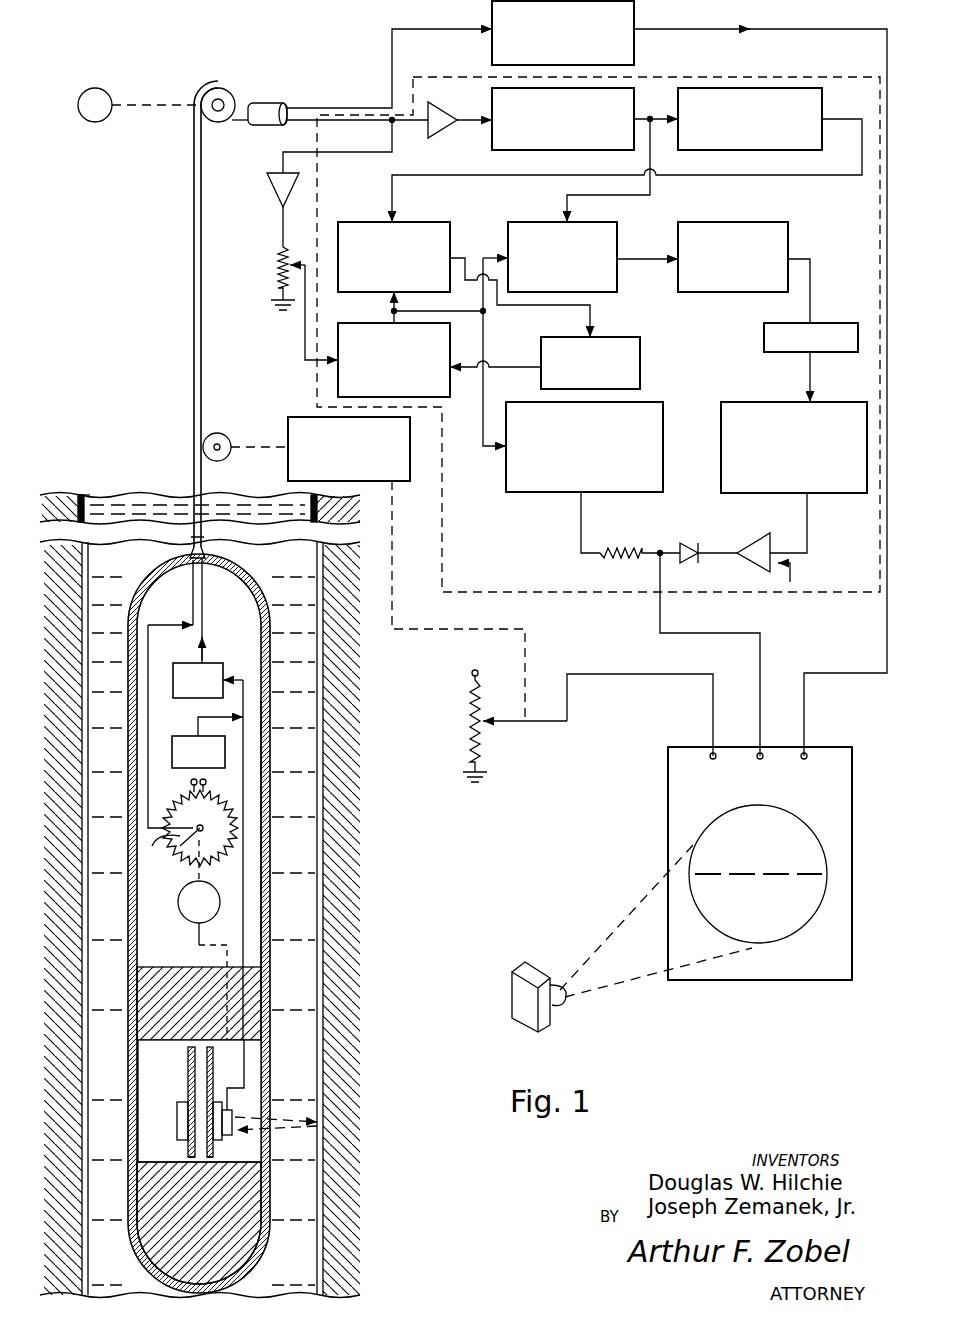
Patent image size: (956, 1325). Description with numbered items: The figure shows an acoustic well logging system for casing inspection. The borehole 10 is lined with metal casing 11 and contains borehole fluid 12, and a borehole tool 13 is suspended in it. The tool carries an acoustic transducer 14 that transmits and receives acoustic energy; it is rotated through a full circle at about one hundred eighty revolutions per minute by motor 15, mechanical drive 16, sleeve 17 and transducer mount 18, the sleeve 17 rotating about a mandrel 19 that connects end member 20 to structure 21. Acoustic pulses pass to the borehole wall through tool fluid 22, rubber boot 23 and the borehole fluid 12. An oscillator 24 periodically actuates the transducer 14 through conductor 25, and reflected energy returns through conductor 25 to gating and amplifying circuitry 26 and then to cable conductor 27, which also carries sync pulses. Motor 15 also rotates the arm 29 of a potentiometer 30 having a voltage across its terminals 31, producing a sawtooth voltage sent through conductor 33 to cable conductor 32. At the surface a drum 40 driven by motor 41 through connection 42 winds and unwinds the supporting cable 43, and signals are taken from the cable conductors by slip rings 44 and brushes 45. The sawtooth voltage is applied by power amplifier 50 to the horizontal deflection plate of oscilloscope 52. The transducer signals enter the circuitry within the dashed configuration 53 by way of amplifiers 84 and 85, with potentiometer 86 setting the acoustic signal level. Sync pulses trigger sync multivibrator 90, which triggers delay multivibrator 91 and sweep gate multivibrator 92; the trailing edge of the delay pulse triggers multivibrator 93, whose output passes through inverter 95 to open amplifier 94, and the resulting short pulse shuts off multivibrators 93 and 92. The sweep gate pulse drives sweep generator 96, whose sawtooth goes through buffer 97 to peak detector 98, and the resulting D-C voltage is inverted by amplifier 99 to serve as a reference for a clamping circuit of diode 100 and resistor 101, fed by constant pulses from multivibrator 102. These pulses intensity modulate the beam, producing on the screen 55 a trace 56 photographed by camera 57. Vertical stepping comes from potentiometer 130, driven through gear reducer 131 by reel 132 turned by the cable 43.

The borehole 10 is at (142, 498).
The metal casing 11 is at (98, 497).
The borehole fluid 12 is at (118, 588).
The borehole tool 13 is at (252, 588).
The acoustic transducer 14 is at (240, 1135).
The motor 15 is at (184, 914).
The mechanical drive 16 is at (190, 946).
The sleeve 17 is at (186, 1058).
The transducer mount 18 is at (178, 1100).
The mandrel 19 is at (188, 1158).
The end member 20 is at (146, 1264).
The structure 21 is at (137, 975).
The tool fluid 22 is at (150, 1114).
The rubber boot 23 is at (263, 1075).
The oscillator 24 is at (174, 735).
The conductor 25 is at (262, 862).
The gating and amplifying circuitry 26 is at (218, 664).
The cable conductor 27 is at (203, 620).
The arm 29 is at (178, 850).
The potentiometer 30 is at (182, 878).
The terminals 31 is at (190, 782).
The cable conductor 32 is at (192, 600).
The conductor 33 is at (148, 650).
The drum 40 is at (228, 90).
The motor 41 is at (90, 90).
The connection 42 is at (152, 102).
The supporting cable 43 is at (194, 278).
The slip rings 44 is at (223, 102).
The brushes 45 is at (214, 125).
The power amplifier 50 is at (492, 44).
The oscilloscope 52 is at (772, 980).
The circuitry 53 is at (314, 395).
The screen 55 is at (803, 897).
The trace 56 is at (780, 874).
The camera 57 is at (512, 995).
The amplifier 84 is at (442, 112).
The amplifier 85 is at (270, 190).
The potentiometer 86 is at (276, 263).
The sync monostable multivibrator 90 is at (634, 112).
The delay multivibrator 91 is at (822, 112).
The sweep gate multivibrator 92 is at (540, 222).
The monostable multivibrator 93 is at (406, 222).
The amplifier 94 is at (450, 393).
The inverter 95 is at (640, 352).
The sweep generator 96 is at (788, 248).
The buffer 97 is at (838, 323).
The peak detector 98 is at (745, 402).
The amplifier 99 is at (750, 540).
The diode 100 is at (692, 543).
The resistor 101 is at (620, 560).
The multivibrator 102 is at (556, 492).
The potentiometer 130 is at (468, 704).
The gear reducer 131 is at (340, 481).
The reel 132 is at (224, 432).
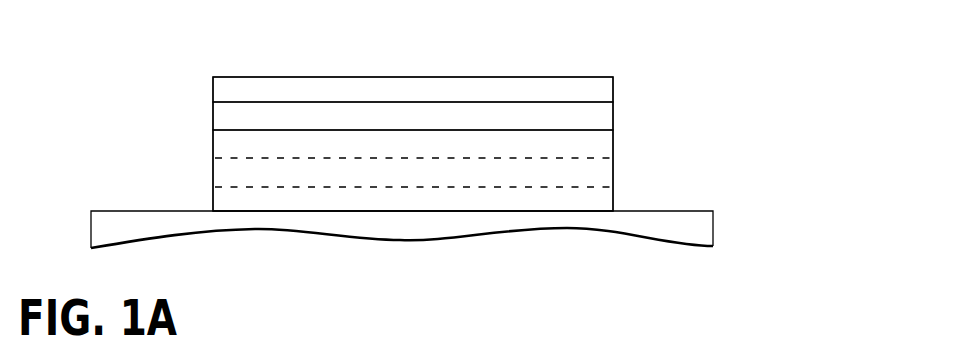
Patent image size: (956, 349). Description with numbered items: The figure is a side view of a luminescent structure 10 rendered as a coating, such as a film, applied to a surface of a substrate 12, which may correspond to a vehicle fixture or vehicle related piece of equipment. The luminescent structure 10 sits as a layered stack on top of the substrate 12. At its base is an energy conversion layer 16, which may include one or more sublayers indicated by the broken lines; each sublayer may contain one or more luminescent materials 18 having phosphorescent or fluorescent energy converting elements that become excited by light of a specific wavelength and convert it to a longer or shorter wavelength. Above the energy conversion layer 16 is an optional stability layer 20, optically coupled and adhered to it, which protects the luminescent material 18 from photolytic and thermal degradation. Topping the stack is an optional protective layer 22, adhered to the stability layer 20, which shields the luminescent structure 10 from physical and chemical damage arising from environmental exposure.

The luminescent structure 10 is at (553, 51).
The substrate 12 is at (657, 211).
The energy conversion layer 16 is at (213, 170).
The luminescent material 18 is at (569, 171).
The stability layer 20 is at (213, 116).
The protective layer 22 is at (300, 77).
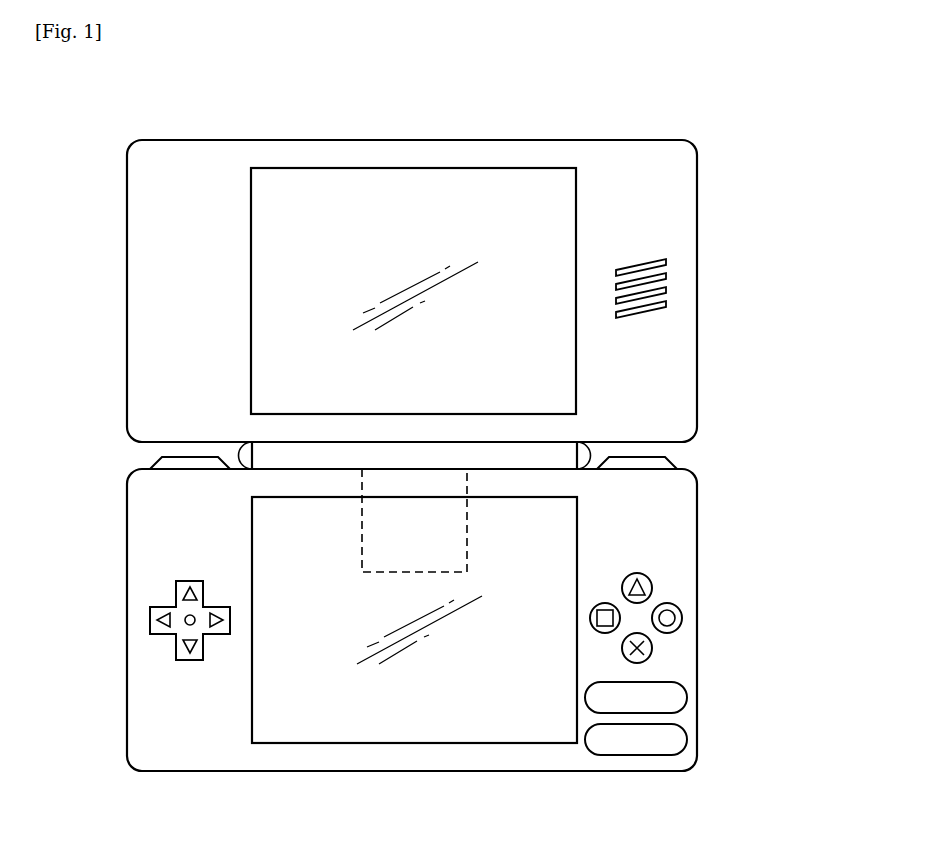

····················

(CONSEGNA): Trasforma in un elenco numerato le righe dei record che vanno da quella contenente "Patent image size: (956, 349)." fino alla fine dei record, estremi inclusi. Ometti le righe vuote e le immagini.

(RISPOSTA):
1. Patent image size: (956, 349). Description with numbered items: The figure is a side view of a luminescent structure 10 rendered as a coating, such as a film, applied to a surface of a substrate 12, which may correspond to a vehicle fixture or vehicle related piece of equipment. The luminescent structure 10 sits as a layered stack on top of the substrate 12. At its base is an energy conversion layer 16, which may include one or more sublayers indicated by the broken lines; each sublayer may contain one or more luminescent materials 18 having phosphorescent or fluorescent energy converting elements that become excited by light of a specific wavelength and convert it to a longer or shorter wavelength. Above the energy conversion layer 16 is an optional stability layer 20, optically coupled and adhered to it, which protects the luminescent material 18 from photolytic and thermal degradation. Topping the stack is an optional protective layer 22, adhered to the stability layer 20, which shields the luminescent structure 10 from physical and chemical damage arising from environmental exposure.
2. The luminescent structure 10 is at (553, 51).
3. The substrate 12 is at (657, 211).
4. The energy conversion layer 16 is at (213, 170).
5. The luminescent material 18 is at (569, 171).
6. The stability layer 20 is at (213, 116).
7. The protective layer 22 is at (300, 77).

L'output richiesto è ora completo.